__What the task requires__: Reproduce the entries in full, with no changes.

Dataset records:

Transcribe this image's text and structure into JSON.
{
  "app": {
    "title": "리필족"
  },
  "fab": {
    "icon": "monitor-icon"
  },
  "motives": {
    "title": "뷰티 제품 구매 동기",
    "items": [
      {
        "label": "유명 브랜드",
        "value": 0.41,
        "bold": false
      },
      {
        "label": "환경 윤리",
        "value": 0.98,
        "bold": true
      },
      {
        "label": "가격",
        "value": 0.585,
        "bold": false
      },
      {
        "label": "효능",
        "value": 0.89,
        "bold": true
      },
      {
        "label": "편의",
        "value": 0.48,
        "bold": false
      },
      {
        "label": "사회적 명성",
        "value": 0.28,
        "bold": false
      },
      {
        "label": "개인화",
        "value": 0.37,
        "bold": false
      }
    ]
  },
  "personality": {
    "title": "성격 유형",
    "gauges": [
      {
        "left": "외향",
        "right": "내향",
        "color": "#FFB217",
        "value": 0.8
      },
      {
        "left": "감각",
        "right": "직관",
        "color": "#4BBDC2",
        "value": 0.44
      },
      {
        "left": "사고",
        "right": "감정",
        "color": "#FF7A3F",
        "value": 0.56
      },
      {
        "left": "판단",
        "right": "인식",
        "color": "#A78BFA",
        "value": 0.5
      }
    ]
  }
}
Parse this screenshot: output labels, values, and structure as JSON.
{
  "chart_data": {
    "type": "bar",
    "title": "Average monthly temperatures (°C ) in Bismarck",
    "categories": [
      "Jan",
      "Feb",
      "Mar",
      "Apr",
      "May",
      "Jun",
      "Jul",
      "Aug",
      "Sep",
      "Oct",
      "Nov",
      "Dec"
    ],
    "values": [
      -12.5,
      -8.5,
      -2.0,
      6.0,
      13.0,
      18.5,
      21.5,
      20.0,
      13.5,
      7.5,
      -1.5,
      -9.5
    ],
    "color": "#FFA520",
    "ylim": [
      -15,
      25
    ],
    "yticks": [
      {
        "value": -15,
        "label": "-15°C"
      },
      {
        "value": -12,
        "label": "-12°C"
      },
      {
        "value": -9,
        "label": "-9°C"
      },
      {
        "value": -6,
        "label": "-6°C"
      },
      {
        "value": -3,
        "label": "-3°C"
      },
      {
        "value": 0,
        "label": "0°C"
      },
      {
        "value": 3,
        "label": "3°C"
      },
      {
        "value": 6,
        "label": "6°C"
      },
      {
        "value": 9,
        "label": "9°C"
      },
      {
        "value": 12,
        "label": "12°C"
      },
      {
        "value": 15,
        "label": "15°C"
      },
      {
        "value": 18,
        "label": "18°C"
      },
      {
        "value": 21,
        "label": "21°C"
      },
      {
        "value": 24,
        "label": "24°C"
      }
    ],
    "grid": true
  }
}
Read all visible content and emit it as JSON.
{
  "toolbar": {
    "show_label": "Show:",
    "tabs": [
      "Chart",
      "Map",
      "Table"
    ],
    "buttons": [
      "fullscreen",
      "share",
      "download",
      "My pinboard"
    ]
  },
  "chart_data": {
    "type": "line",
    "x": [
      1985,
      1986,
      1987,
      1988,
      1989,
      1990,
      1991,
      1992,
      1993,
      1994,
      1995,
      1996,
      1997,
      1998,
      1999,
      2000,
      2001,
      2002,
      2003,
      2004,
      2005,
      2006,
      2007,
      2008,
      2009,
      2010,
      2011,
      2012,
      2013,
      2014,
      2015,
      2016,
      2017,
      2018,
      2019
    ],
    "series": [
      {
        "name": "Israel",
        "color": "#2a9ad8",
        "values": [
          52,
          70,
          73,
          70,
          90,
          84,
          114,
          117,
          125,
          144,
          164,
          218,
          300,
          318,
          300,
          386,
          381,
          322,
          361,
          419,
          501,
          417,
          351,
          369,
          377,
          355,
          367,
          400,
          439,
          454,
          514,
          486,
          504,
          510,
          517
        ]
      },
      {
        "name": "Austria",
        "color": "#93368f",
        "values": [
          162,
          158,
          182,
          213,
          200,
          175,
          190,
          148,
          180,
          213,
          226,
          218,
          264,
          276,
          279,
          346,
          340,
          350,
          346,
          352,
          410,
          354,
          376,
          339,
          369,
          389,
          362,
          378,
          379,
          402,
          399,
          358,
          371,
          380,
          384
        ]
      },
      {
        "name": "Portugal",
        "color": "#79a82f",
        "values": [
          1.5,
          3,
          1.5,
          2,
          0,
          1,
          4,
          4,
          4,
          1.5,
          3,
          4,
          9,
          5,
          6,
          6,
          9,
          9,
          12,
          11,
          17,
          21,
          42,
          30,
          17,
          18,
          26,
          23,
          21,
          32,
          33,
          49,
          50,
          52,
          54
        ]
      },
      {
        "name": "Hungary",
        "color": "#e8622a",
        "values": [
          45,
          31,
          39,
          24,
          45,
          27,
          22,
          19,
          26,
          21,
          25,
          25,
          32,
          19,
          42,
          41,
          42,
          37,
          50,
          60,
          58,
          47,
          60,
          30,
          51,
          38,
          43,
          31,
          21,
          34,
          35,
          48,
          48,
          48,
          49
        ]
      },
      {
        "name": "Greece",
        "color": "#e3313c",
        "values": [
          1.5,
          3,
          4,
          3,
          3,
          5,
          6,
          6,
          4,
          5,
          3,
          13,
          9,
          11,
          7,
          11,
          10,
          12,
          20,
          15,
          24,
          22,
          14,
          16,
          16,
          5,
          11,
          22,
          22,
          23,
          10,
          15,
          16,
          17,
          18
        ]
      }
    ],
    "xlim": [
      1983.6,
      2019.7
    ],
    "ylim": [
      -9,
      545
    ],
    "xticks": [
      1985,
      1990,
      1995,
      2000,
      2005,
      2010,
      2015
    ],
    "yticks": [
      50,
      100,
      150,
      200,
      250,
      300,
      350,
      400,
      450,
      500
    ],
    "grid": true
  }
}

__Reply__:
Transcribe this image's text and structure into JSON.
{
  "app": {
    "title": "리필족"
  },
  "fab": {
    "icon": "monitor-icon"
  },
  "motives": {
    "title": "뷰티 제품 구매 동기",
    "items": [
      {
        "label": "유명 브랜드",
        "value": 0.41,
        "bold": false
      },
      {
        "label": "환경 윤리",
        "value": 0.98,
        "bold": true
      },
      {
        "label": "가격",
        "value": 0.585,
        "bold": false
      },
      {
        "label": "효능",
        "value": 0.89,
        "bold": true
      },
      {
        "label": "편의",
        "value": 0.48,
        "bold": false
      },
      {
        "label": "사회적 명성",
        "value": 0.28,
        "bold": false
      },
      {
        "label": "개인화",
        "value": 0.37,
        "bold": false
      }
    ]
  },
  "personality": {
    "title": "성격 유형",
    "gauges": [
      {
        "left": "외향",
        "right": "내향",
        "color": "#FFB217",
        "value": 0.8
      },
      {
        "left": "감각",
        "right": "직관",
        "color": "#4BBDC2",
        "value": 0.44
      },
      {
        "left": "사고",
        "right": "감정",
        "color": "#FF7A3F",
        "value": 0.56
      },
      {
        "left": "판단",
        "right": "인식",
        "color": "#A78BFA",
        "value": 0.5
      }
    ]
  }
}
Parse this screenshot: output labels, values, and structure as JSON.
{
  "chart_data": {
    "type": "bar",
    "title": "Average monthly temperatures (°C ) in Bismarck",
    "categories": [
      "Jan",
      "Feb",
      "Mar",
      "Apr",
      "May",
      "Jun",
      "Jul",
      "Aug",
      "Sep",
      "Oct",
      "Nov",
      "Dec"
    ],
    "values": [
      -12.5,
      -8.5,
      -2.0,
      6.0,
      13.0,
      18.5,
      21.5,
      20.0,
      13.5,
      7.5,
      -1.5,
      -9.5
    ],
    "color": "#FFA520",
    "ylim": [
      -15,
      25
    ],
    "yticks": [
      {
        "value": -15,
        "label": "-15°C"
      },
      {
        "value": -12,
        "label": "-12°C"
      },
      {
        "value": -9,
        "label": "-9°C"
      },
      {
        "value": -6,
        "label": "-6°C"
      },
      {
        "value": -3,
        "label": "-3°C"
      },
      {
        "value": 0,
        "label": "0°C"
      },
      {
        "value": 3,
        "label": "3°C"
      },
      {
        "value": 6,
        "label": "6°C"
      },
      {
        "value": 9,
        "label": "9°C"
      },
      {
        "value": 12,
        "label": "12°C"
      },
      {
        "value": 15,
        "label": "15°C"
      },
      {
        "value": 18,
        "label": "18°C"
      },
      {
        "value": 21,
        "label": "21°C"
      },
      {
        "value": 24,
        "label": "24°C"
      }
    ],
    "grid": true
  }
}
Read all visible content and emit it as JSON.
{
  "toolbar": {
    "show_label": "Show:",
    "tabs": [
      "Chart",
      "Map",
      "Table"
    ],
    "buttons": [
      "fullscreen",
      "share",
      "download",
      "My pinboard"
    ]
  },
  "chart_data": {
    "type": "line",
    "x": [
      1985,
      1986,
      1987,
      1988,
      1989,
      1990,
      1991,
      1992,
      1993,
      1994,
      1995,
      1996,
      1997,
      1998,
      1999,
      2000,
      2001,
      2002,
      2003,
      2004,
      2005,
      2006,
      2007,
      2008,
      2009,
      2010,
      2011,
      2012,
      2013,
      2014,
      2015,
      2016,
      2017,
      2018,
      2019
    ],
    "series": [
      {
        "name": "Israel",
        "color": "#2a9ad8",
        "values": [
          52,
          70,
          73,
          70,
          90,
          84,
          114,
          117,
          125,
          144,
          164,
          218,
          300,
          318,
          300,
          386,
          381,
          322,
          361,
          419,
          501,
          417,
          351,
          369,
          377,
          355,
          367,
          400,
          439,
          454,
          514,
          486,
          504,
          510,
          517
        ]
      },
      {
        "name": "Austria",
        "color": "#93368f",
        "values": [
          162,
          158,
          182,
          213,
          200,
          175,
          190,
          148,
          180,
          213,
          226,
          218,
          264,
          276,
          279,
          346,
          340,
          350,
          346,
          352,
          410,
          354,
          376,
          339,
          369,
          389,
          362,
          378,
          379,
          402,
          399,
          358,
          371,
          380,
          384
        ]
      },
      {
        "name": "Portugal",
        "color": "#79a82f",
        "values": [
          1.5,
          3,
          1.5,
          2,
          0,
          1,
          4,
          4,
          4,
          1.5,
          3,
          4,
          9,
          5,
          6,
          6,
          9,
          9,
          12,
          11,
          17,
          21,
          42,
          30,
          17,
          18,
          26,
          23,
          21,
          32,
          33,
          49,
          50,
          52,
          54
        ]
      },
      {
        "name": "Hungary",
        "color": "#e8622a",
        "values": [
          45,
          31,
          39,
          24,
          45,
          27,
          22,
          19,
          26,
          21,
          25,
          25,
          32,
          19,
          42,
          41,
          42,
          37,
          50,
          60,
          58,
          47,
          60,
          30,
          51,
          38,
          43,
          31,
          21,
          34,
          35,
          48,
          48,
          48,
          49
        ]
      },
      {
        "name": "Greece",
        "color": "#e3313c",
        "values": [
          1.5,
          3,
          4,
          3,
          3,
          5,
          6,
          6,
          4,
          5,
          3,
          13,
          9,
          11,
          7,
          11,
          10,
          12,
          20,
          15,
          24,
          22,
          14,
          16,
          16,
          5,
          11,
          22,
          22,
          23,
          10,
          15,
          16,
          17,
          18
        ]
      }
    ],
    "xlim": [
      1983.6,
      2019.7
    ],
    "ylim": [
      -9,
      545
    ],
    "xticks": [
      1985,
      1990,
      1995,
      2000,
      2005,
      2010,
      2015
    ],
    "yticks": [
      50,
      100,
      150,
      200,
      250,
      300,
      350,
      400,
      450,
      500
    ],
    "grid": true
  }
}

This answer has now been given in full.